■ THE PROBLEM: Pick out the lines in the listing below that contain the word "Teknosa" and copy them.

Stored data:
━━━━

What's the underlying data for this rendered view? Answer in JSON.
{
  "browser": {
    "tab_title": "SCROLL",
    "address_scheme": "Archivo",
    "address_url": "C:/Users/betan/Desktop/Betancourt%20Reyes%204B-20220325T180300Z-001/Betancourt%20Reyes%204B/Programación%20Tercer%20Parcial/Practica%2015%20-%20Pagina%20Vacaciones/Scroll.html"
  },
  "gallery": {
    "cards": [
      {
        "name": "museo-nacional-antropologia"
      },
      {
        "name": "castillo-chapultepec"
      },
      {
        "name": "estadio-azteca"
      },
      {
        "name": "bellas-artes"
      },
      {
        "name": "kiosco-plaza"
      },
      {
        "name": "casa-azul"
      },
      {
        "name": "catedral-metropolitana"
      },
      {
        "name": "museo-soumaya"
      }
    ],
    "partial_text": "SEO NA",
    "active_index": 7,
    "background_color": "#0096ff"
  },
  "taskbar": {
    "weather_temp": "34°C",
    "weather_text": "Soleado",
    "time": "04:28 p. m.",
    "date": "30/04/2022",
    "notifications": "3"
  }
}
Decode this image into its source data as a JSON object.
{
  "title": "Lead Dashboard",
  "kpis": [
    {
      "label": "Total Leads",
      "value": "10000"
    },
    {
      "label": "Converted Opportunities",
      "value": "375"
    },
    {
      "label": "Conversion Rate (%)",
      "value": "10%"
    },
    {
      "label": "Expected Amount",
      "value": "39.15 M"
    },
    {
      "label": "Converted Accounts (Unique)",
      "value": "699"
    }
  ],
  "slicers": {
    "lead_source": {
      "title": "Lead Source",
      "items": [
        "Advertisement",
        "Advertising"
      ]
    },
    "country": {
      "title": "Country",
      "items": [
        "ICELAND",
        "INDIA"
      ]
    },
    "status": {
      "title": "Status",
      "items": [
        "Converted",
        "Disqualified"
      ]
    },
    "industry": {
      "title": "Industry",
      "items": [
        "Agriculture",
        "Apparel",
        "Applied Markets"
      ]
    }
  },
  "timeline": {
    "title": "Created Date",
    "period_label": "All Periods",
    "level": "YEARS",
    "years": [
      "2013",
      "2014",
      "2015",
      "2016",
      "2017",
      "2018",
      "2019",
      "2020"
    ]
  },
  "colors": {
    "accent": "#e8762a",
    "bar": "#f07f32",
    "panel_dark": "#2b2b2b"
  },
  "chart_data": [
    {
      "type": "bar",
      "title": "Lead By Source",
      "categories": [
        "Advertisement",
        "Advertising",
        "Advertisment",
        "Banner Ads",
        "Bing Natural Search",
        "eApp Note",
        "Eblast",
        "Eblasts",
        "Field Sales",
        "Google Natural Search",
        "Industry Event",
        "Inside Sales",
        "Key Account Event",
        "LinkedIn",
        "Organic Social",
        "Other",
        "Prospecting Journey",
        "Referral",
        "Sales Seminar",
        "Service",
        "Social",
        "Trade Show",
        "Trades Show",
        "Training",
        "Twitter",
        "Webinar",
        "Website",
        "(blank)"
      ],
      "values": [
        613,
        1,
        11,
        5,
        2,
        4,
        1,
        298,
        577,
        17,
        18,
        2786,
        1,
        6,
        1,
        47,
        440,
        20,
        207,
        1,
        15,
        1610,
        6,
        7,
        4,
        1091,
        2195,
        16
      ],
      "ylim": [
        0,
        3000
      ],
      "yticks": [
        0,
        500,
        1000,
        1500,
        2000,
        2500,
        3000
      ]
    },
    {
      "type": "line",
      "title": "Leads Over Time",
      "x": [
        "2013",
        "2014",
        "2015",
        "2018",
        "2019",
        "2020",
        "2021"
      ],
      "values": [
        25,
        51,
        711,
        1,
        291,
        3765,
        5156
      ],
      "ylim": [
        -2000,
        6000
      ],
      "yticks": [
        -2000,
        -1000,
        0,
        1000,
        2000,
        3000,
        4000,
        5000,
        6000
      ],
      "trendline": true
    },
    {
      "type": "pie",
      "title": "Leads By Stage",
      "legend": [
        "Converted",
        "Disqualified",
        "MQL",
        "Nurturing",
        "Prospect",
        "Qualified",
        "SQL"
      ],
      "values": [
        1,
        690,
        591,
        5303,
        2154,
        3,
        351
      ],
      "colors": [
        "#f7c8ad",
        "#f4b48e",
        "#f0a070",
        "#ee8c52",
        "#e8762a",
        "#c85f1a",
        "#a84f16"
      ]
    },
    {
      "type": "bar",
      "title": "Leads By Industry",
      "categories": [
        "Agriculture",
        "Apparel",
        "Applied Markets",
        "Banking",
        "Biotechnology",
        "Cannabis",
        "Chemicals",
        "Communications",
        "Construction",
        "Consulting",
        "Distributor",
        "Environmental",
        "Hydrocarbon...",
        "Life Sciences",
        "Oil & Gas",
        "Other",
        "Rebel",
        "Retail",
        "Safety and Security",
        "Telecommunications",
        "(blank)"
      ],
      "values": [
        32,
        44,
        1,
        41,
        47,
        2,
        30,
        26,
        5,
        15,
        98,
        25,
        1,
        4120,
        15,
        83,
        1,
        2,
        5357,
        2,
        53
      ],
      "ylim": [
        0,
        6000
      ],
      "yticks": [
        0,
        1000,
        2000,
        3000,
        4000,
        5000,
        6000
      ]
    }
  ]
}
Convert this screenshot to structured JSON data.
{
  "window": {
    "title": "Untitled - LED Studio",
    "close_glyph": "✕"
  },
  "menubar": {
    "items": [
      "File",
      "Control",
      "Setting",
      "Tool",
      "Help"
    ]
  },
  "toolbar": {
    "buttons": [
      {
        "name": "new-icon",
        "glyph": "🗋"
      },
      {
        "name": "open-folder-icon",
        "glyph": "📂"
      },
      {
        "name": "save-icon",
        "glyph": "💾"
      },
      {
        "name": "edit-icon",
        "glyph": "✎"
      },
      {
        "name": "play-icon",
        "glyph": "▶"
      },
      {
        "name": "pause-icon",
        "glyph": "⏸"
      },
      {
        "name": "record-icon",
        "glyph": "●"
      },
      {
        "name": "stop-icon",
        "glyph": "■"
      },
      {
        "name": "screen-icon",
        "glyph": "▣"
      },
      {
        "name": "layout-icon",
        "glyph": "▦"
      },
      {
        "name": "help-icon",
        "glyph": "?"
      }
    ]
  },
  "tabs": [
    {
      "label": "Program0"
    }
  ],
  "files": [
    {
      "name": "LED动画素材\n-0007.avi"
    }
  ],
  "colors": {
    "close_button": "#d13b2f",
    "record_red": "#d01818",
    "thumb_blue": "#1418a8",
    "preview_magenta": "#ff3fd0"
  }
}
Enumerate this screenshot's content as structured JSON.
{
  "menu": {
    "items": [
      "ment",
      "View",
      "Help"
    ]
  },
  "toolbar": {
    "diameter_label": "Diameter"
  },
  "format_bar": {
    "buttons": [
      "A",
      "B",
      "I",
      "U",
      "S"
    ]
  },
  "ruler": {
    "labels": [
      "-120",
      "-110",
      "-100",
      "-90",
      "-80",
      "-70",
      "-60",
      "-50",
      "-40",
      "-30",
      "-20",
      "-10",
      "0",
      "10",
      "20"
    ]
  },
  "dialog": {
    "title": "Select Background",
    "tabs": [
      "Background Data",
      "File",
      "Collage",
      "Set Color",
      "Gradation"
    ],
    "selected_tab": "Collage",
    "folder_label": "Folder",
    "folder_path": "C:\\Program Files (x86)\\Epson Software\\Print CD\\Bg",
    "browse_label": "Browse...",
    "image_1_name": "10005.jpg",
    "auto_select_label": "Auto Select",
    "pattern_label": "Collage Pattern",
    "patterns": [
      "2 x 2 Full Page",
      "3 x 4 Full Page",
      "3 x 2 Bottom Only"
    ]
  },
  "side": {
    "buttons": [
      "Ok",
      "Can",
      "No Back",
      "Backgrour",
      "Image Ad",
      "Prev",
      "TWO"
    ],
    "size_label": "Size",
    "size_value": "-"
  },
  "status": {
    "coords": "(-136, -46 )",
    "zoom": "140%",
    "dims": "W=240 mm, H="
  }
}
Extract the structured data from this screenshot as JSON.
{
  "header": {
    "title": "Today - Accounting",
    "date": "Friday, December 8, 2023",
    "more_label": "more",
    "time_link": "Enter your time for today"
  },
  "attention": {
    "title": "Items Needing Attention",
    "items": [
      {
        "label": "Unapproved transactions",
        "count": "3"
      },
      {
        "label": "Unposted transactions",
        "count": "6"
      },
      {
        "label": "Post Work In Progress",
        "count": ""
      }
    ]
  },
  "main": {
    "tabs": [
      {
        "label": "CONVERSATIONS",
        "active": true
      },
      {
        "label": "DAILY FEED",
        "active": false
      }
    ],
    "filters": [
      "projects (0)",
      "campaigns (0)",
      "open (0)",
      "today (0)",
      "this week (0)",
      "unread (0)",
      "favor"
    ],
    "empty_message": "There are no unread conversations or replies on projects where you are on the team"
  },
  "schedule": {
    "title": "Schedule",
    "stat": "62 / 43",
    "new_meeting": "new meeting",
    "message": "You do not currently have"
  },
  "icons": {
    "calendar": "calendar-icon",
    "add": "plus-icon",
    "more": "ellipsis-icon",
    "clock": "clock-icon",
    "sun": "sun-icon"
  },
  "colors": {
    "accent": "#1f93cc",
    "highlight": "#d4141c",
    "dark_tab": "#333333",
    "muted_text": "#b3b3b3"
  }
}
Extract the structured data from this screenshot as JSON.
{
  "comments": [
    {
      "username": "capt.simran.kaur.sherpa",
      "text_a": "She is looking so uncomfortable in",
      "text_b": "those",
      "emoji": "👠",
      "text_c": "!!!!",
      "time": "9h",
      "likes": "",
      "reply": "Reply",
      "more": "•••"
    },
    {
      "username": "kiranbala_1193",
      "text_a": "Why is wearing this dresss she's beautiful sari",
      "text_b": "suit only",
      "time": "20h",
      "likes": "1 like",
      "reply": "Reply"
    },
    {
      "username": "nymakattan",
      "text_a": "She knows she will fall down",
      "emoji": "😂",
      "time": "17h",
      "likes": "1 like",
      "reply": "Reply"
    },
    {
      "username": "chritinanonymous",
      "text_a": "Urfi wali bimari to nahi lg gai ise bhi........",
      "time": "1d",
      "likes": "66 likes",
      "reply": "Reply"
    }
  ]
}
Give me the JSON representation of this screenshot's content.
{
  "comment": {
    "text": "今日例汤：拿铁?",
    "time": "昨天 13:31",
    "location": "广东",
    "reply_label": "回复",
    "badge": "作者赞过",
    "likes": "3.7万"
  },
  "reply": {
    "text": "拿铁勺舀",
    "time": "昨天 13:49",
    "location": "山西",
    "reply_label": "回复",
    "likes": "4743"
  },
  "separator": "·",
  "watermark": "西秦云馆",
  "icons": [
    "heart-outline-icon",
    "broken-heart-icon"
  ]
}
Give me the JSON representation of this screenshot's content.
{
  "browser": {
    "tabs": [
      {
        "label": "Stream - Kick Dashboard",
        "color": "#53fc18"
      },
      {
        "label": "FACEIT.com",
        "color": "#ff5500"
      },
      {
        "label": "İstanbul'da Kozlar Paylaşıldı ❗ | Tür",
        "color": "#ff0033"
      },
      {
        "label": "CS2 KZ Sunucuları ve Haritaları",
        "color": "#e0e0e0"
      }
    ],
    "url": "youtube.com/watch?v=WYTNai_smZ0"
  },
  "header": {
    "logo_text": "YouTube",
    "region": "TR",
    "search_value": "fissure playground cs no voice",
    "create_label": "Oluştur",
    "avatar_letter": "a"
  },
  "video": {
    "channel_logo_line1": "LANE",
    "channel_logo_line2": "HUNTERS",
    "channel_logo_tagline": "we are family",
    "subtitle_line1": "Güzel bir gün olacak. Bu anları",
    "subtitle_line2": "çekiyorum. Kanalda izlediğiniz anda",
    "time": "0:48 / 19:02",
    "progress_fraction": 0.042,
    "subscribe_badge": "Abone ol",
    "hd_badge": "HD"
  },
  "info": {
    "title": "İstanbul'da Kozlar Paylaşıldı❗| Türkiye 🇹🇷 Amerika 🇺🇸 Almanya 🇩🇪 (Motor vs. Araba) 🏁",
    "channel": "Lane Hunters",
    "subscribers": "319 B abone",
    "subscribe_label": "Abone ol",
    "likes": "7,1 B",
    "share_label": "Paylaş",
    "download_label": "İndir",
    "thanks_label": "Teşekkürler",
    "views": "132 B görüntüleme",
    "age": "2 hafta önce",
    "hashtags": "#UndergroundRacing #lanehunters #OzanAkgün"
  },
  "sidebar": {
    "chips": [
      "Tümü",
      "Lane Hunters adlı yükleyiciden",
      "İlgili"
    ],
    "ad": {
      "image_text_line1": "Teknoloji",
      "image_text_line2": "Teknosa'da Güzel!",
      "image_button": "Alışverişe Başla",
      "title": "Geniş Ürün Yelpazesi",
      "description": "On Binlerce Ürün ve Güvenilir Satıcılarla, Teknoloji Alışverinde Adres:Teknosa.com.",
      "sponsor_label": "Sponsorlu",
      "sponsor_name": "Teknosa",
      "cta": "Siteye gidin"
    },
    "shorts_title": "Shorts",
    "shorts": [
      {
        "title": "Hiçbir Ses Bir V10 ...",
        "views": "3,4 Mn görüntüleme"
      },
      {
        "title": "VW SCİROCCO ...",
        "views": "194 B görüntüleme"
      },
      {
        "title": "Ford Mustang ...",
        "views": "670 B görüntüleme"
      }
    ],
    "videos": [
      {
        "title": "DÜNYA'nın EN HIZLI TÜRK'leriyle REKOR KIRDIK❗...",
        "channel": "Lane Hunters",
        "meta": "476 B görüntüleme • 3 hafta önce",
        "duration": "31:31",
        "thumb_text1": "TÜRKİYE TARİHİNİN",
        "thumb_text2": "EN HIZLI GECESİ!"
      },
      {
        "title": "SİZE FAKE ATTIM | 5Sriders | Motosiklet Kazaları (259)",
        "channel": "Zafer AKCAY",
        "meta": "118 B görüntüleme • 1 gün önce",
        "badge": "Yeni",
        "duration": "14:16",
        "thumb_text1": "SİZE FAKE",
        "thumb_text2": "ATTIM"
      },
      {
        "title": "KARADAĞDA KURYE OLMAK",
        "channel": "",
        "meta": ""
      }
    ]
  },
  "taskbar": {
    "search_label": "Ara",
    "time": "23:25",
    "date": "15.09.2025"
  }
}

━━━━

■ EXPECTED ANSWER:
      "image_text_line2": "Teknosa'da Güzel!",
      "description": "On Binlerce Ürün ve Güvenilir Satıcılarla, Teknoloji Alışverinde Adres:Teknosa.com.",
      "sponsor_name": "Teknosa",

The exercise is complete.